Provided material
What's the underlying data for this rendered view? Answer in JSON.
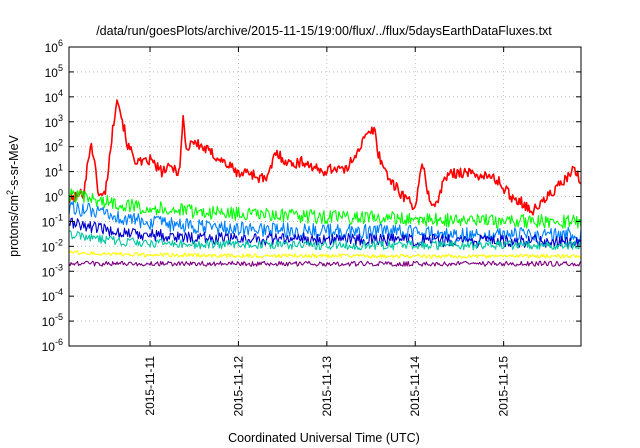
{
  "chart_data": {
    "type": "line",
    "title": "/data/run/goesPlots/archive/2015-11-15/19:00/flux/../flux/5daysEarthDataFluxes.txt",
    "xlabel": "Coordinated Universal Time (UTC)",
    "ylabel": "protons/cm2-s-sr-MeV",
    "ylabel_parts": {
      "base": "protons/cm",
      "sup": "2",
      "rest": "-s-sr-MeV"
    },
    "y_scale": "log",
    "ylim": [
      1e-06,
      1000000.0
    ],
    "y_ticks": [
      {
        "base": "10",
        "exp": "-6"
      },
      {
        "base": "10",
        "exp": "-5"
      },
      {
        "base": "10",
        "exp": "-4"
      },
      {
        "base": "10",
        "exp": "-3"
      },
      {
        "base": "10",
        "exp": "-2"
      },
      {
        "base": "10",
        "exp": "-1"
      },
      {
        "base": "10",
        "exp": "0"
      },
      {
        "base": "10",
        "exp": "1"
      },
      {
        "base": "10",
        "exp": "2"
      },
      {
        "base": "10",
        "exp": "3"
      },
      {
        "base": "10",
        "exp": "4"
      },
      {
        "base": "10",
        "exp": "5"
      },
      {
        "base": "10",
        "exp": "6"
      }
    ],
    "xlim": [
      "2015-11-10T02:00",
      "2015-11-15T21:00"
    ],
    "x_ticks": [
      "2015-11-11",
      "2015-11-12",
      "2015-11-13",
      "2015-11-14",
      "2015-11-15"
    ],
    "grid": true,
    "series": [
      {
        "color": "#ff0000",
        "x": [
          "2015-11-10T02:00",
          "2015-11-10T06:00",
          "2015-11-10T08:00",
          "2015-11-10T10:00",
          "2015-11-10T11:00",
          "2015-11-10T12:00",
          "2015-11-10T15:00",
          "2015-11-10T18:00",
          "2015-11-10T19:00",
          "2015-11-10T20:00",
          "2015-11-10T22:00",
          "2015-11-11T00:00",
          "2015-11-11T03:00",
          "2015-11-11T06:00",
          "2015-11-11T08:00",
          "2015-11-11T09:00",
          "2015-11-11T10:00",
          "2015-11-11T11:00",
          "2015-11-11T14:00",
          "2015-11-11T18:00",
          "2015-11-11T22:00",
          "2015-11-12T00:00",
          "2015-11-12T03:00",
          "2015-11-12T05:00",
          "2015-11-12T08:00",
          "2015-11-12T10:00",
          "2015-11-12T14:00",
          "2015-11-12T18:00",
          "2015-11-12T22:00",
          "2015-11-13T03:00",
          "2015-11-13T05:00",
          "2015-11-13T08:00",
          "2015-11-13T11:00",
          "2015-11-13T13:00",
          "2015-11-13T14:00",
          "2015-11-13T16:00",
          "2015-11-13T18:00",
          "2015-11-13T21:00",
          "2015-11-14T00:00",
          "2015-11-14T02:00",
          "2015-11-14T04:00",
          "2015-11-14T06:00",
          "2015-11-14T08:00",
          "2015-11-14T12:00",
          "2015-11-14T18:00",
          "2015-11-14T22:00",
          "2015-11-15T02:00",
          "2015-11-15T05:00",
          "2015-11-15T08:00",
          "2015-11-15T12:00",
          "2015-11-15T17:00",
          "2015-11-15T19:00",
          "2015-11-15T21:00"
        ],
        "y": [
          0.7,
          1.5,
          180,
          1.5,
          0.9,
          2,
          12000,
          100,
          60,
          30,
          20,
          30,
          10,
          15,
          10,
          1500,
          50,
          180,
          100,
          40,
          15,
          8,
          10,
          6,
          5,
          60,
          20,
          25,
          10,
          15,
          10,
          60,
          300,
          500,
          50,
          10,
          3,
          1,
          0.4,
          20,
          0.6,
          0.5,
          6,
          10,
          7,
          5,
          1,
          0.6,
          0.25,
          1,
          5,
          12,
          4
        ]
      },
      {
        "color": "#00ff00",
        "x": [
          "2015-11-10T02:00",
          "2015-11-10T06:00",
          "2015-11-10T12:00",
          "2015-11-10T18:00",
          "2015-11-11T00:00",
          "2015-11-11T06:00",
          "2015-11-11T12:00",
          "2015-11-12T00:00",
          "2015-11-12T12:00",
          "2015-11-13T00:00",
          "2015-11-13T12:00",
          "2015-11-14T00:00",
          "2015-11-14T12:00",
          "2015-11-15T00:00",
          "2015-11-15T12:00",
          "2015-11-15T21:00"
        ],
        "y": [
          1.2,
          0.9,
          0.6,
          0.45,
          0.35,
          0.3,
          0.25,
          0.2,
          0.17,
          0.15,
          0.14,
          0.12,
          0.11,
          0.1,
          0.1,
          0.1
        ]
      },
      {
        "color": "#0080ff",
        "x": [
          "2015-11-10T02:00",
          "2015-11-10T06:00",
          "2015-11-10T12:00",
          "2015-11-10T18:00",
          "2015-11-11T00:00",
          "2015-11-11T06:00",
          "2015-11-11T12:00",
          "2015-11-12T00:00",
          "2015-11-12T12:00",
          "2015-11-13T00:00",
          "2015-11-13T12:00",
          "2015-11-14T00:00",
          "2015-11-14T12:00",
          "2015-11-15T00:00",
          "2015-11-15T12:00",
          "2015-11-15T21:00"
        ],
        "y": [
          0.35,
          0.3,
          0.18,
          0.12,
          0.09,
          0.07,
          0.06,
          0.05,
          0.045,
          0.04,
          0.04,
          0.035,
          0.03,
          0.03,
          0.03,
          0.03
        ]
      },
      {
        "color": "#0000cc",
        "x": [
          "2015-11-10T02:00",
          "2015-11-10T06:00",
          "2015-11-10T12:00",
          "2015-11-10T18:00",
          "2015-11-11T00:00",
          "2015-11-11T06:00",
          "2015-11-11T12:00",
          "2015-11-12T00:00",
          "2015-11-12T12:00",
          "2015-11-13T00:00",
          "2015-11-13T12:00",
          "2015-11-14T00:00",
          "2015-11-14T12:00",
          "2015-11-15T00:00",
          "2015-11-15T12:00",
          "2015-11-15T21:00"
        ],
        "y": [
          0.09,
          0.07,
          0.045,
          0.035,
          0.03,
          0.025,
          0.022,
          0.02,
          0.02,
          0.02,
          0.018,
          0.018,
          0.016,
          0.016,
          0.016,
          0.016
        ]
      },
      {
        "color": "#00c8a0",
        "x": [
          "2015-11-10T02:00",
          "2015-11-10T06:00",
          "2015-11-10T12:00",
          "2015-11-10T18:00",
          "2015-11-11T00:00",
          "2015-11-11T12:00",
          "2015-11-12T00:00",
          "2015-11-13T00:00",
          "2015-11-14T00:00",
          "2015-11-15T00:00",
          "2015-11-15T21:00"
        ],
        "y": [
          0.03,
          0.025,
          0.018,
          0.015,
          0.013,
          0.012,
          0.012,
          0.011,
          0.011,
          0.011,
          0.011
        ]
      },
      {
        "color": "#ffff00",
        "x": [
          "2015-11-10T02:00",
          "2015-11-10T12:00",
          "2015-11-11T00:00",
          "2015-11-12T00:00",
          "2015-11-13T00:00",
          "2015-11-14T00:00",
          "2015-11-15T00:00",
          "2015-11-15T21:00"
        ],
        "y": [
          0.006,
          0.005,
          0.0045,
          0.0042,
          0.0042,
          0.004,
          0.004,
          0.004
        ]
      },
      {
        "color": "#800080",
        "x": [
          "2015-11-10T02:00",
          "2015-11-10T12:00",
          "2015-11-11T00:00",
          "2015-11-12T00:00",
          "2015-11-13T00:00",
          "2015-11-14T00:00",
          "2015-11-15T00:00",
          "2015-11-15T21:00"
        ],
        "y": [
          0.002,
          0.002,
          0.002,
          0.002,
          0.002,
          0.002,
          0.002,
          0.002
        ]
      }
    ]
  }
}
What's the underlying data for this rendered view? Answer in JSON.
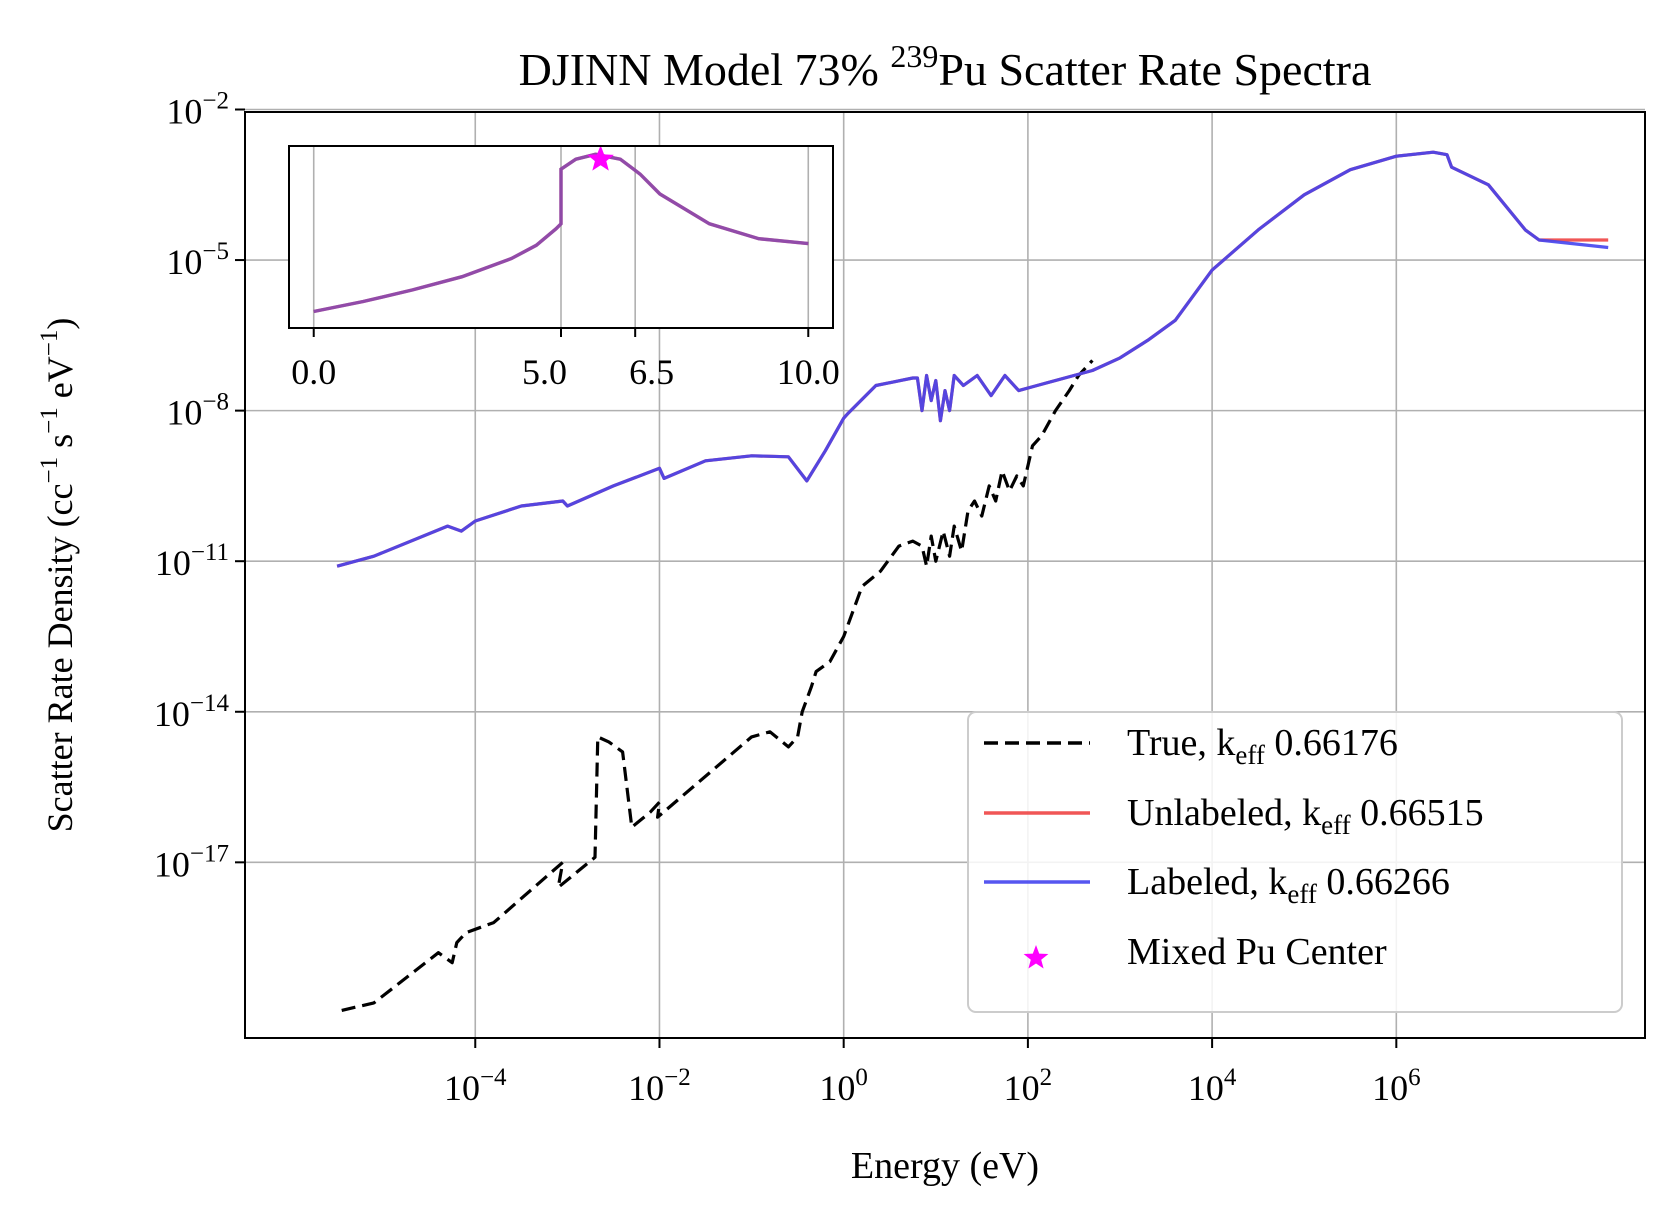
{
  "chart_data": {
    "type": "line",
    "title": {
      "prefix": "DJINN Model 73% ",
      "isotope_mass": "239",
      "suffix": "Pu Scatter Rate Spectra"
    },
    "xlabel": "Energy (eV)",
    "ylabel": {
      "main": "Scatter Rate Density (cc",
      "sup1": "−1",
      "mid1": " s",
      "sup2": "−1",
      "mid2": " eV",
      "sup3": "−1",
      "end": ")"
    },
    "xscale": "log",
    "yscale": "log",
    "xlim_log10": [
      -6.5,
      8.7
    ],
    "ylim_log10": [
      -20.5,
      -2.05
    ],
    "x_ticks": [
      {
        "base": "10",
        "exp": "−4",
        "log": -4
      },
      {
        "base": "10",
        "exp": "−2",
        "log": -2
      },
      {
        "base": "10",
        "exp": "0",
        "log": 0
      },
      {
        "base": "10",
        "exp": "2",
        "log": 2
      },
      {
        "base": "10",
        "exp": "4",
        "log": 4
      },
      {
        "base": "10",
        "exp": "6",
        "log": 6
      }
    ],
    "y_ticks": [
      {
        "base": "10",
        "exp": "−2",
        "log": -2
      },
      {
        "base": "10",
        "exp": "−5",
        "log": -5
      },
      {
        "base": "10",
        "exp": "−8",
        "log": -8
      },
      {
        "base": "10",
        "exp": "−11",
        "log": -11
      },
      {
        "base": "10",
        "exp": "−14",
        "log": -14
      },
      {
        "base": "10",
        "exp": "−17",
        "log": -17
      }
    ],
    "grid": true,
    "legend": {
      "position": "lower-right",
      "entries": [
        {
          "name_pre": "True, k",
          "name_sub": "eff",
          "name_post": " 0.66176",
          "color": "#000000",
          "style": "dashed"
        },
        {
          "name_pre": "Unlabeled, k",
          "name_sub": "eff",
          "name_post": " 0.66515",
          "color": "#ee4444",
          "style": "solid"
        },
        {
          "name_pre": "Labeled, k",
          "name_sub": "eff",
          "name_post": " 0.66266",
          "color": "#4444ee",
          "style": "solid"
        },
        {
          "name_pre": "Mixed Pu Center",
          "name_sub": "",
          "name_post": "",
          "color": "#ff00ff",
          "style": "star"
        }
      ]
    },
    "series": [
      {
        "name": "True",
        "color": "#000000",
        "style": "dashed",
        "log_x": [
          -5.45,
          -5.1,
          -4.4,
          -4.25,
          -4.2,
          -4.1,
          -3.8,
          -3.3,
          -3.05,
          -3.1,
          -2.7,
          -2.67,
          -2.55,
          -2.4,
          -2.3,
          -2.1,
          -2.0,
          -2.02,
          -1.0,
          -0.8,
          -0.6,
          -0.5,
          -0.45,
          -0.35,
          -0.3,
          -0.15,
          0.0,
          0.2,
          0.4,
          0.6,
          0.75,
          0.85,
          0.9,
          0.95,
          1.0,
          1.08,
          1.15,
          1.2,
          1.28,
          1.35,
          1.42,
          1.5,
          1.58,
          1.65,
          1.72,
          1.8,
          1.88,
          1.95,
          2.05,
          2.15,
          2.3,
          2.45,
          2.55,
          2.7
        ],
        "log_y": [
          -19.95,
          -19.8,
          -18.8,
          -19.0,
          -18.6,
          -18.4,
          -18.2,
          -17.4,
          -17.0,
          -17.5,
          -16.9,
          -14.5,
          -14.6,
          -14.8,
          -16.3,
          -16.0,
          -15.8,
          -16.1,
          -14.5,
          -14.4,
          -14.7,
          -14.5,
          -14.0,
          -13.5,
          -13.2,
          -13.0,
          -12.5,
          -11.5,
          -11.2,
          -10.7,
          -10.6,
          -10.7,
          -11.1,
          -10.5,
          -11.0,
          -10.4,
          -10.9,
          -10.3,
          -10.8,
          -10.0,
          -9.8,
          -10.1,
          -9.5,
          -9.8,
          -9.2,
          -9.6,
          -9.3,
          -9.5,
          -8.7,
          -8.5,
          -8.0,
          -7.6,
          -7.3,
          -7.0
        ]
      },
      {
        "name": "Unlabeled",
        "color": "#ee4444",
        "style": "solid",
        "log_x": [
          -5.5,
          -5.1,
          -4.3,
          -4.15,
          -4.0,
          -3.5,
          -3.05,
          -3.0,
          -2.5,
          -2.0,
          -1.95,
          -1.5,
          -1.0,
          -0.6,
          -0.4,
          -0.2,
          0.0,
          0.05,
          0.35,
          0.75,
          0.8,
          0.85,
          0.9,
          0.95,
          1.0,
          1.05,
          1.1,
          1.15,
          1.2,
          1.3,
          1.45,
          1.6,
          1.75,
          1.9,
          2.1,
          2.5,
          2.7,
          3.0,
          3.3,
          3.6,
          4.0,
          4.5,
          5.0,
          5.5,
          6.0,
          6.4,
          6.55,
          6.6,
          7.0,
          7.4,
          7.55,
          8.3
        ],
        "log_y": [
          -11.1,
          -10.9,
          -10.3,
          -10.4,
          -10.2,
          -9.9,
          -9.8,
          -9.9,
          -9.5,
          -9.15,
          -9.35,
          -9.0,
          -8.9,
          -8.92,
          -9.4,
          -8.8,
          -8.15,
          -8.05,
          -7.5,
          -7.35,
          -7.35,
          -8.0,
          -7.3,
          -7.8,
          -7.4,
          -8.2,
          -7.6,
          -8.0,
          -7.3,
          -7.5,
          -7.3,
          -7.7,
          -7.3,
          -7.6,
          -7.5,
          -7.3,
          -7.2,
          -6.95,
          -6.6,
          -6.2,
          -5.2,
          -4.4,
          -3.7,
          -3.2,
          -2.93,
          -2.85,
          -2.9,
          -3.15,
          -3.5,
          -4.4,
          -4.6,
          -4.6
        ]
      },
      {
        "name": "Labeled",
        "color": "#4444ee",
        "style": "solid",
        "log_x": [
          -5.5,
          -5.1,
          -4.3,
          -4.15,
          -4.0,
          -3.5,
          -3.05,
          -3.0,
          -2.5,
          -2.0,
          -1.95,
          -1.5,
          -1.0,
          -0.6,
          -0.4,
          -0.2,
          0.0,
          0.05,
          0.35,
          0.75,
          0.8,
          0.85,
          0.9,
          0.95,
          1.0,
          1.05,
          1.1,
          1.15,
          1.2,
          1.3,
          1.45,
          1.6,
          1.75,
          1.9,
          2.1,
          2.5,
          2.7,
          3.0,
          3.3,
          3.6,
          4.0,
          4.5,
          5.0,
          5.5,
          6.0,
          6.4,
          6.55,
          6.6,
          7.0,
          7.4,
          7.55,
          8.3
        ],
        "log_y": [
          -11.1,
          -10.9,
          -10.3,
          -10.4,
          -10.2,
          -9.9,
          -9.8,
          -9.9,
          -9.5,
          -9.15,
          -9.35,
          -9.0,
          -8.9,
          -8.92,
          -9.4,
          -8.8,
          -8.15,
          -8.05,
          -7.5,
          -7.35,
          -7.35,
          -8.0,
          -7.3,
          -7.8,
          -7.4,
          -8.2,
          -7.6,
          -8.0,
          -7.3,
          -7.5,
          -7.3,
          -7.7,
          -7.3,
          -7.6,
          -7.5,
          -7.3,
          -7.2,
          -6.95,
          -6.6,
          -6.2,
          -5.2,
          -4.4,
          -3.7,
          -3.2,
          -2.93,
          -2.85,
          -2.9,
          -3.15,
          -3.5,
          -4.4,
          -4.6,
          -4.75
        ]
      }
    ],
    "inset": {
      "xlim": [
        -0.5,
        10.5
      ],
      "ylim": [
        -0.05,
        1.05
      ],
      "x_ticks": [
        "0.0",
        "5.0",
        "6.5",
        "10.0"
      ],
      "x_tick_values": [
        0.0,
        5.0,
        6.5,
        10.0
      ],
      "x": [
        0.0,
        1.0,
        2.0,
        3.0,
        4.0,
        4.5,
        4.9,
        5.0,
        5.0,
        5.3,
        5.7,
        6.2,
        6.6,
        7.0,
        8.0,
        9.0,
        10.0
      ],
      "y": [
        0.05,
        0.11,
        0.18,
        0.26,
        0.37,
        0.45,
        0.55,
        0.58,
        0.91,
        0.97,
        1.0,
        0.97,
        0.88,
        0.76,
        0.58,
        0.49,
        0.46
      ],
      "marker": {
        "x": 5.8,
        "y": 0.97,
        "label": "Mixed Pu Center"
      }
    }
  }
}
--
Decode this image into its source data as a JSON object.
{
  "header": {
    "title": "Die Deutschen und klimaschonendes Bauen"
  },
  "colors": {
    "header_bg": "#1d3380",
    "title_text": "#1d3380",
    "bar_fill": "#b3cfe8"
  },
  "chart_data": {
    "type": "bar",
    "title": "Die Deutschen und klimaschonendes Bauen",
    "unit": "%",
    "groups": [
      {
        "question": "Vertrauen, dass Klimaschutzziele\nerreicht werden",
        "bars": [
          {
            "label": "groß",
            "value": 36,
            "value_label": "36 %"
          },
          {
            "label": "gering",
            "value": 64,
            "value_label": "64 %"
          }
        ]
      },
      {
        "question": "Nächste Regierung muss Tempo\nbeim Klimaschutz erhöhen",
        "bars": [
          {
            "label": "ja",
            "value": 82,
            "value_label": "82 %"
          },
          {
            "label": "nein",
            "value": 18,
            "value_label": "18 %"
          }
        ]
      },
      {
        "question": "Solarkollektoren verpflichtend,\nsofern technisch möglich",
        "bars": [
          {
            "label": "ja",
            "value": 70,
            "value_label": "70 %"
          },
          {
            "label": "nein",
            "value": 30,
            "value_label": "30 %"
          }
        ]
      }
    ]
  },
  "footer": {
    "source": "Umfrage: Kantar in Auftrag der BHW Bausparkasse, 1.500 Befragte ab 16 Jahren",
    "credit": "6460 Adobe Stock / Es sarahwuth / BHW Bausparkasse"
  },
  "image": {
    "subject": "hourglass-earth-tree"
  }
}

Objective
Pick out and copy every line that contains the word "style".

Exercise answer
          "style": "dashed"
          "style": "solid"
          "style": "solid"
          "style": "star"
        "style": "dashed",
        "style": "solid",
        "style": "solid",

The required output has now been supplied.